• [Task details]:
From the listing below, pull out all lines with "JSON" in them.

• [Exercise data]:
* * * * *

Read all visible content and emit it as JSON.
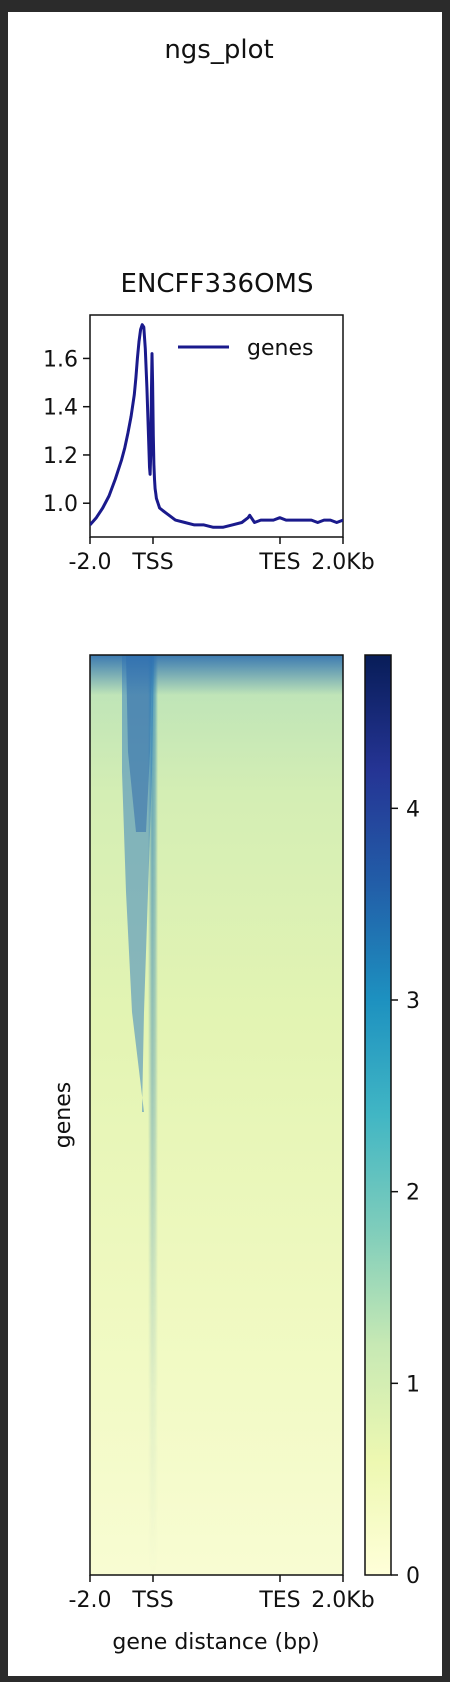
{
  "figure": {
    "title": "ngs_plot"
  },
  "chart_data": [
    {
      "type": "line",
      "title": "ENCFF336OMS",
      "xlabel": "",
      "ylabel": "",
      "x_ticks": [
        "-2.0",
        "TSS",
        "TES",
        "2.0Kb"
      ],
      "y_ticks": [
        1.0,
        1.2,
        1.4,
        1.6
      ],
      "ylim": [
        0.86,
        1.78
      ],
      "legend": {
        "position": "top-right",
        "entries": [
          "genes"
        ]
      },
      "series": [
        {
          "name": "genes",
          "color": "#1a1a8c",
          "x": [
            -2000,
            -1800,
            -1600,
            -1400,
            -1200,
            -1000,
            -900,
            -800,
            -700,
            -600,
            -550,
            -500,
            -450,
            -400,
            -350,
            -300,
            -250,
            -200,
            -150,
            -120,
            -100,
            -80,
            -60,
            -40,
            -20,
            0,
            20,
            40,
            60,
            80,
            100,
            150,
            200,
            300,
            400,
            500,
            700,
            1000,
            1300,
            1600,
            1900,
            2200,
            2500,
            2800,
            3000,
            3050,
            3100,
            3200,
            3400,
            3600,
            3800,
            4000,
            4200,
            4400,
            4600,
            4800,
            5000,
            5200,
            5400,
            5600,
            5800,
            6000
          ],
          "y": [
            0.91,
            0.94,
            0.98,
            1.03,
            1.1,
            1.18,
            1.23,
            1.29,
            1.36,
            1.45,
            1.52,
            1.6,
            1.67,
            1.72,
            1.74,
            1.73,
            1.64,
            1.48,
            1.28,
            1.15,
            1.12,
            1.2,
            1.45,
            1.62,
            1.5,
            1.28,
            1.16,
            1.1,
            1.06,
            1.04,
            1.02,
            1.0,
            0.98,
            0.97,
            0.96,
            0.95,
            0.93,
            0.92,
            0.91,
            0.91,
            0.9,
            0.9,
            0.91,
            0.92,
            0.94,
            0.95,
            0.94,
            0.92,
            0.93,
            0.93,
            0.93,
            0.94,
            0.93,
            0.93,
            0.93,
            0.93,
            0.93,
            0.92,
            0.93,
            0.93,
            0.92,
            0.93
          ]
        }
      ]
    },
    {
      "type": "heatmap",
      "xlabel": "gene distance (bp)",
      "ylabel": "genes",
      "x_ticks": [
        "-2.0",
        "TSS",
        "TES",
        "2.0Kb"
      ],
      "colormap": "YlGnBu",
      "colorbar_ticks": [
        0,
        1,
        2,
        3,
        4
      ],
      "colorbar_range": [
        0,
        4.8
      ]
    }
  ]
}
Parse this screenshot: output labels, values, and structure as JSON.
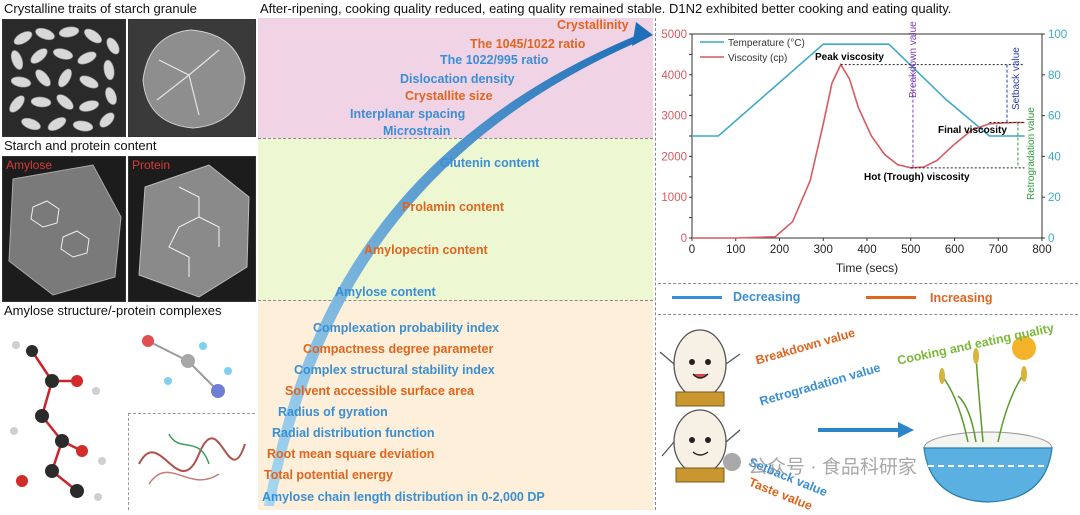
{
  "titles": {
    "crystalline": "Crystalline traits of starch granule",
    "starch_protein": "Starch and protein content",
    "amylose_structure": "Amylose structure/-protein complexes",
    "top": "After-ripening, cooking quality reduced, eating quality remained stable. D1N2 exhibited better cooking and eating quality."
  },
  "micrograph_labels": {
    "amylose": "Amylose",
    "protein": "Protein"
  },
  "indicators": {
    "crystalline": [
      {
        "text": "Crystallinity",
        "color": "orange"
      },
      {
        "text": "The 1045/1022 ratio",
        "color": "orange"
      },
      {
        "text": "The 1022/995 ratio",
        "color": "blue"
      },
      {
        "text": "Dislocation density",
        "color": "blue"
      },
      {
        "text": "Crystallite size",
        "color": "orange"
      },
      {
        "text": "Interplanar spacing",
        "color": "blue"
      },
      {
        "text": "Microstrain",
        "color": "blue"
      }
    ],
    "content": [
      {
        "text": "Glutenin content",
        "color": "blue"
      },
      {
        "text": "Prolamin content",
        "color": "orange"
      },
      {
        "text": "Amylopectin content",
        "color": "orange"
      },
      {
        "text": "Amylose content",
        "color": "blue"
      }
    ],
    "complexes": [
      {
        "text": "Complexation probability index",
        "color": "blue"
      },
      {
        "text": "Compactness degree parameter",
        "color": "orange"
      },
      {
        "text": "Complex structural stability index",
        "color": "blue"
      },
      {
        "text": "Solvent accessible surface area",
        "color": "orange"
      },
      {
        "text": "Radius of gyration",
        "color": "blue"
      },
      {
        "text": "Radial distribution function",
        "color": "blue"
      },
      {
        "text": "Root mean square deviation",
        "color": "orange"
      },
      {
        "text": "Total potential energy",
        "color": "orange"
      },
      {
        "text": "Amylose chain length distribution in 0-2,000 DP",
        "color": "blue"
      }
    ]
  },
  "legend": {
    "decreasing": "Decreasing",
    "increasing": "Increasing"
  },
  "colors": {
    "blue": "#3a8fd4",
    "orange": "#e0651f",
    "pink_band": "#f1d3e6",
    "green_band": "#edf7d2",
    "peach_band": "#fdefd9",
    "viscosity_line": "#d9595f",
    "temperature_line": "#3fa9c8"
  },
  "right_bottom": {
    "breakdown": "Breakdown value",
    "retrogradation": "Retrogradation value",
    "setback": "Setback value",
    "taste": "Taste value",
    "cooking_eating": "Cooking and eating quality",
    "watermark": "公众号 · 食品科研家"
  },
  "chart_data": {
    "type": "line",
    "xlabel": "Time (secs)",
    "ylabel_left": "",
    "ylabel_right": "",
    "xlim": [
      0,
      800
    ],
    "ylim_left": [
      0,
      5000
    ],
    "ylim_right": [
      0,
      100
    ],
    "xticks": [
      0,
      100,
      200,
      300,
      400,
      500,
      600,
      700,
      800
    ],
    "yticks_left": [
      0,
      500,
      1000,
      1500,
      2000,
      2500,
      3000,
      3500,
      4000,
      4500,
      5000
    ],
    "yticks_right": [
      0,
      20,
      40,
      60,
      80,
      100
    ],
    "legend_position": "top-left",
    "series": [
      {
        "name": "Temperature (°C)",
        "axis": "right",
        "x": [
          0,
          60,
          300,
          420,
          450,
          580,
          680,
          760
        ],
        "y": [
          50,
          50,
          95,
          95,
          95,
          68,
          50,
          50
        ]
      },
      {
        "name": "Viscosity (cp)",
        "axis": "left",
        "x": [
          0,
          100,
          190,
          230,
          270,
          300,
          320,
          340,
          360,
          380,
          410,
          440,
          470,
          500,
          530,
          560,
          600,
          640,
          680,
          710,
          740,
          760
        ],
        "y": [
          0,
          0,
          30,
          400,
          1400,
          2800,
          3800,
          4250,
          3900,
          3200,
          2500,
          2050,
          1800,
          1720,
          1740,
          1900,
          2300,
          2650,
          2800,
          2820,
          2830,
          2830
        ]
      }
    ],
    "annotations": [
      "Peak viscosity",
      "Breakdown value",
      "Setback value",
      "Final viscosity",
      "Hot (Trough) viscosity",
      "Retrogradation value"
    ]
  }
}
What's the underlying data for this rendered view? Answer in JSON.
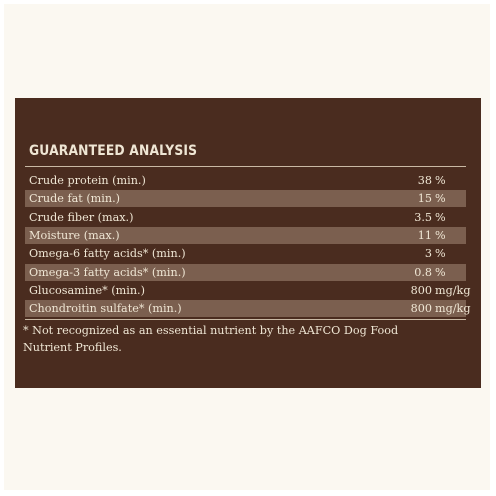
{
  "title": "GUARANTEED ANALYSIS",
  "table": {
    "rows": [
      [
        "Crude protein (min.)",
        "38",
        "%"
      ],
      [
        "Crude fat (min.)",
        "15",
        "%"
      ],
      [
        "Crude fiber (max.)",
        "3.5",
        "%"
      ],
      [
        "Moisture (max.)",
        "11",
        "%"
      ],
      [
        "Omega-6 fatty acids* (min.)",
        "3",
        "%"
      ],
      [
        "Omega-3 fatty acids* (min.)",
        "0.8",
        "%"
      ],
      [
        "Glucosamine* (min.)",
        "800",
        "mg/kg"
      ],
      [
        "Chondroitin sulfate* (min.)",
        "800",
        "mg/kg"
      ]
    ]
  },
  "footnote": [
    "* Not recognized as an essential nutrient by the AAFCO Dog Food",
    "Nutrient Profiles."
  ]
}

* * * * *

• [Written response]:
Read all visible content and emit it as JSON.
Parse this screenshot: output labels, values, and structure as JSON.
What's the underlying data for this rendered view? Answer in JSON.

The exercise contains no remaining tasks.